Items from a dataset
********
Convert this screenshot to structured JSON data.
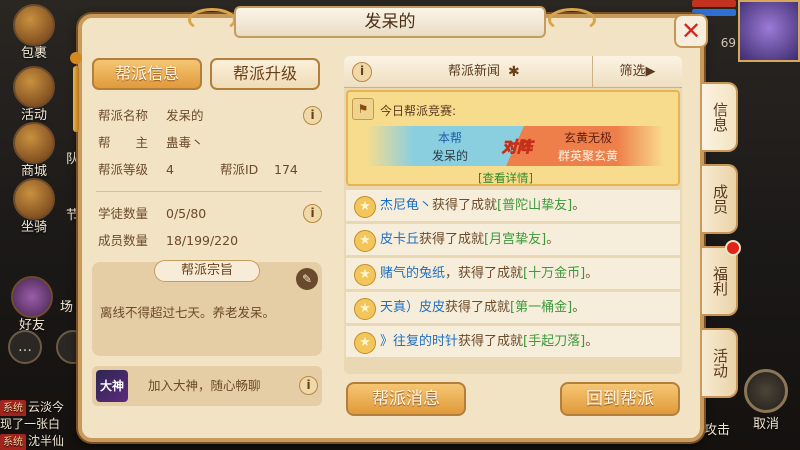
{
  "scene": {
    "hud_left": [
      {
        "label": "包裹",
        "icon": "bag-icon"
      },
      {
        "label": "活动",
        "icon": "horn-icon"
      },
      {
        "label": "商城",
        "icon": "shop-icon"
      },
      {
        "label": "坐骑",
        "icon": "mount-icon"
      }
    ],
    "hud_left_partial": [
      "队",
      "节",
      "场"
    ],
    "friends_label": "好友",
    "chat_lines": [
      {
        "tag": "系统",
        "text": "云淡今"
      },
      {
        "tag": "",
        "text": "现了一张白"
      },
      {
        "tag": "系统",
        "text": "沈半仙"
      }
    ],
    "level": "69",
    "attack_label": "攻击",
    "cancel_label": "取消"
  },
  "panel": {
    "title": "发呆的",
    "close_label": "✕"
  },
  "tabs": [
    {
      "label": "帮派信息",
      "active": true
    },
    {
      "label": "帮派升级",
      "active": false
    }
  ],
  "guild_info": {
    "name_key": "帮派名称",
    "name_value": "发呆的",
    "master_key": "帮　　主",
    "master_value": "蛊毒丶",
    "level_key": "帮派等级",
    "level_value": "4",
    "id_key": "帮派ID",
    "id_value": "174",
    "apprentice_key": "学徒数量",
    "apprentice_value": "0/5/80",
    "member_key": "成员数量",
    "member_value": "18/199/220"
  },
  "tenet": {
    "label": "帮派宗旨",
    "text": "离线不得超过七天。养老发呆。"
  },
  "dashen": {
    "logo": "大神",
    "text": "加入大神，随心畅聊"
  },
  "news": {
    "title": "帮派新闻",
    "filter_label": "筛选▶"
  },
  "contest": {
    "heading": "今日帮派竞赛:",
    "left_label": "本帮",
    "left_name": "发呆的",
    "vs": "对阵",
    "right_label": "玄黄无极",
    "right_name": "群英聚玄黄",
    "details": "[查看详情]"
  },
  "news_items": [
    {
      "player": "杰尼龟丶",
      "middle": "获得了成就",
      "achievement": "[普陀山挚友]",
      "end": "。"
    },
    {
      "player": "皮卡丘",
      "middle": "获得了成就",
      "achievement": "[月宫挚友]",
      "end": "。"
    },
    {
      "player": "赌气的兔纸",
      "middle": "，获得了成就",
      "achievement": "[十万金币]",
      "end": "。"
    },
    {
      "player": "天真）皮皮",
      "middle": "获得了成就",
      "achievement": "[第一桶金]",
      "end": "。"
    },
    {
      "player": "》往复的时针",
      "middle": "获得了成就",
      "achievement": "[手起刀落]",
      "end": "。"
    }
  ],
  "buttons": {
    "message": "帮派消息",
    "return": "回到帮派"
  },
  "side_tabs": [
    "信息",
    "成员",
    "福利",
    "活动"
  ],
  "colors": {
    "tab_active": "#e09a3b",
    "player_name": "#1f6fc2",
    "achievement": "#3d9a3a",
    "vs_left": "#89cfe0",
    "vs_right": "#ee7e4a",
    "close_x": "#d0281f"
  }
}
********
**Your objective:**
Scan the material for lines with the word "icon", and copy each line you find.

**Result:**
        "icon": "bag-icon"
        "icon": "horn-icon"
        "icon": "shop-icon"
        "icon": "mount-icon"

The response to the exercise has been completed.